◆ **Material to process**:
--------

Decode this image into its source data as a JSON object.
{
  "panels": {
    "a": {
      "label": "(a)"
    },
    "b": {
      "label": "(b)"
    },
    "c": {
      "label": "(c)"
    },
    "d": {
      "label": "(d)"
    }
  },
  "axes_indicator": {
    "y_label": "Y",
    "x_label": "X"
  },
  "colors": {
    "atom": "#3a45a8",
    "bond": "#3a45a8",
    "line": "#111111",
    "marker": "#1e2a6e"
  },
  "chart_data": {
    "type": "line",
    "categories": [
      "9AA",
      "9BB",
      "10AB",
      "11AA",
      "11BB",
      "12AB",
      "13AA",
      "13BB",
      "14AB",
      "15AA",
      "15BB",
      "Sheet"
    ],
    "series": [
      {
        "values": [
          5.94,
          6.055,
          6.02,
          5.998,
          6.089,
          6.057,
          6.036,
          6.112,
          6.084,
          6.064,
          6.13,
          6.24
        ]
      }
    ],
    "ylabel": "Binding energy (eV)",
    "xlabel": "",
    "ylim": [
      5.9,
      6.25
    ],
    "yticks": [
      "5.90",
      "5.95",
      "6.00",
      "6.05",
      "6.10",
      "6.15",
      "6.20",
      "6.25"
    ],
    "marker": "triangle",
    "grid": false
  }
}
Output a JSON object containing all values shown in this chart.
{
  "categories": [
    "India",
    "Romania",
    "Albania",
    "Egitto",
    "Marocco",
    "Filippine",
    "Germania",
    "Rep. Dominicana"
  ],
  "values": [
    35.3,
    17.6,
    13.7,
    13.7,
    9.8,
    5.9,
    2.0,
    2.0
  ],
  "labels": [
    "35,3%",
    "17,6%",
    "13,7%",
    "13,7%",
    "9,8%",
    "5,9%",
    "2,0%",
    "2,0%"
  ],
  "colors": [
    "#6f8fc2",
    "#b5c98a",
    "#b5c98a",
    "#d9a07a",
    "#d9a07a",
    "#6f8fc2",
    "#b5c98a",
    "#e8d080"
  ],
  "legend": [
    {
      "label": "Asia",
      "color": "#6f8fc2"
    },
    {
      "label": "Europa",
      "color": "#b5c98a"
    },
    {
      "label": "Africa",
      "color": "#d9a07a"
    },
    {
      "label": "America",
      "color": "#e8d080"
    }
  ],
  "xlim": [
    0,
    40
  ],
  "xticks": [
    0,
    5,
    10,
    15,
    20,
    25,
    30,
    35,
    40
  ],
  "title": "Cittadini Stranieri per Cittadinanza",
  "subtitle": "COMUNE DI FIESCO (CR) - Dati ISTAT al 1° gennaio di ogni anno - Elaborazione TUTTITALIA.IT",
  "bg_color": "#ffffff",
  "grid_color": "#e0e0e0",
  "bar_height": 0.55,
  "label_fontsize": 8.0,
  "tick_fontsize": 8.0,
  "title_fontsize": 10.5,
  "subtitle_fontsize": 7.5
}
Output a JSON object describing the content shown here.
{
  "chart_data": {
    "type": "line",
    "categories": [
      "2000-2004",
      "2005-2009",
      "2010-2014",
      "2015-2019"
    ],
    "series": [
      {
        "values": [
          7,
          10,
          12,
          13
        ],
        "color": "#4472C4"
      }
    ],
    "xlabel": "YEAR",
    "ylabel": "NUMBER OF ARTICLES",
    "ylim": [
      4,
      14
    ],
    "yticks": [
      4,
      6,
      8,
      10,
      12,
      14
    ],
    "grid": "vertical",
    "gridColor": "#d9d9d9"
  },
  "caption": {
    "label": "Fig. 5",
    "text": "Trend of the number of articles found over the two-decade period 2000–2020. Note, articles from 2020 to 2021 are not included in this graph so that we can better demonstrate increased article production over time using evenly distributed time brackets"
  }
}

--------

◆ **Given task**:
Write out every record verbatim.

◆ **Output for this task**:
Decode this image into its source data as a JSON object.
{
  "panels": {
    "a": {
      "label": "(a)"
    },
    "b": {
      "label": "(b)"
    },
    "c": {
      "label": "(c)"
    },
    "d": {
      "label": "(d)"
    }
  },
  "axes_indicator": {
    "y_label": "Y",
    "x_label": "X"
  },
  "colors": {
    "atom": "#3a45a8",
    "bond": "#3a45a8",
    "line": "#111111",
    "marker": "#1e2a6e"
  },
  "chart_data": {
    "type": "line",
    "categories": [
      "9AA",
      "9BB",
      "10AB",
      "11AA",
      "11BB",
      "12AB",
      "13AA",
      "13BB",
      "14AB",
      "15AA",
      "15BB",
      "Sheet"
    ],
    "series": [
      {
        "values": [
          5.94,
          6.055,
          6.02,
          5.998,
          6.089,
          6.057,
          6.036,
          6.112,
          6.084,
          6.064,
          6.13,
          6.24
        ]
      }
    ],
    "ylabel": "Binding energy (eV)",
    "xlabel": "",
    "ylim": [
      5.9,
      6.25
    ],
    "yticks": [
      "5.90",
      "5.95",
      "6.00",
      "6.05",
      "6.10",
      "6.15",
      "6.20",
      "6.25"
    ],
    "marker": "triangle",
    "grid": false
  }
}
Output a JSON object containing all values shown in this chart.
{
  "categories": [
    "India",
    "Romania",
    "Albania",
    "Egitto",
    "Marocco",
    "Filippine",
    "Germania",
    "Rep. Dominicana"
  ],
  "values": [
    35.3,
    17.6,
    13.7,
    13.7,
    9.8,
    5.9,
    2.0,
    2.0
  ],
  "labels": [
    "35,3%",
    "17,6%",
    "13,7%",
    "13,7%",
    "9,8%",
    "5,9%",
    "2,0%",
    "2,0%"
  ],
  "colors": [
    "#6f8fc2",
    "#b5c98a",
    "#b5c98a",
    "#d9a07a",
    "#d9a07a",
    "#6f8fc2",
    "#b5c98a",
    "#e8d080"
  ],
  "legend": [
    {
      "label": "Asia",
      "color": "#6f8fc2"
    },
    {
      "label": "Europa",
      "color": "#b5c98a"
    },
    {
      "label": "Africa",
      "color": "#d9a07a"
    },
    {
      "label": "America",
      "color": "#e8d080"
    }
  ],
  "xlim": [
    0,
    40
  ],
  "xticks": [
    0,
    5,
    10,
    15,
    20,
    25,
    30,
    35,
    40
  ],
  "title": "Cittadini Stranieri per Cittadinanza",
  "subtitle": "COMUNE DI FIESCO (CR) - Dati ISTAT al 1° gennaio di ogni anno - Elaborazione TUTTITALIA.IT",
  "bg_color": "#ffffff",
  "grid_color": "#e0e0e0",
  "bar_height": 0.55,
  "label_fontsize": 8.0,
  "tick_fontsize": 8.0,
  "title_fontsize": 10.5,
  "subtitle_fontsize": 7.5
}
Output a JSON object describing the content shown here.
{
  "chart_data": {
    "type": "line",
    "categories": [
      "2000-2004",
      "2005-2009",
      "2010-2014",
      "2015-2019"
    ],
    "series": [
      {
        "values": [
          7,
          10,
          12,
          13
        ],
        "color": "#4472C4"
      }
    ],
    "xlabel": "YEAR",
    "ylabel": "NUMBER OF ARTICLES",
    "ylim": [
      4,
      14
    ],
    "yticks": [
      4,
      6,
      8,
      10,
      12,
      14
    ],
    "grid": "vertical",
    "gridColor": "#d9d9d9"
  },
  "caption": {
    "label": "Fig. 5",
    "text": "Trend of the number of articles found over the two-decade period 2000–2020. Note, articles from 2020 to 2021 are not included in this graph so that we can better demonstrate increased article production over time using evenly distributed time brackets"
  }
}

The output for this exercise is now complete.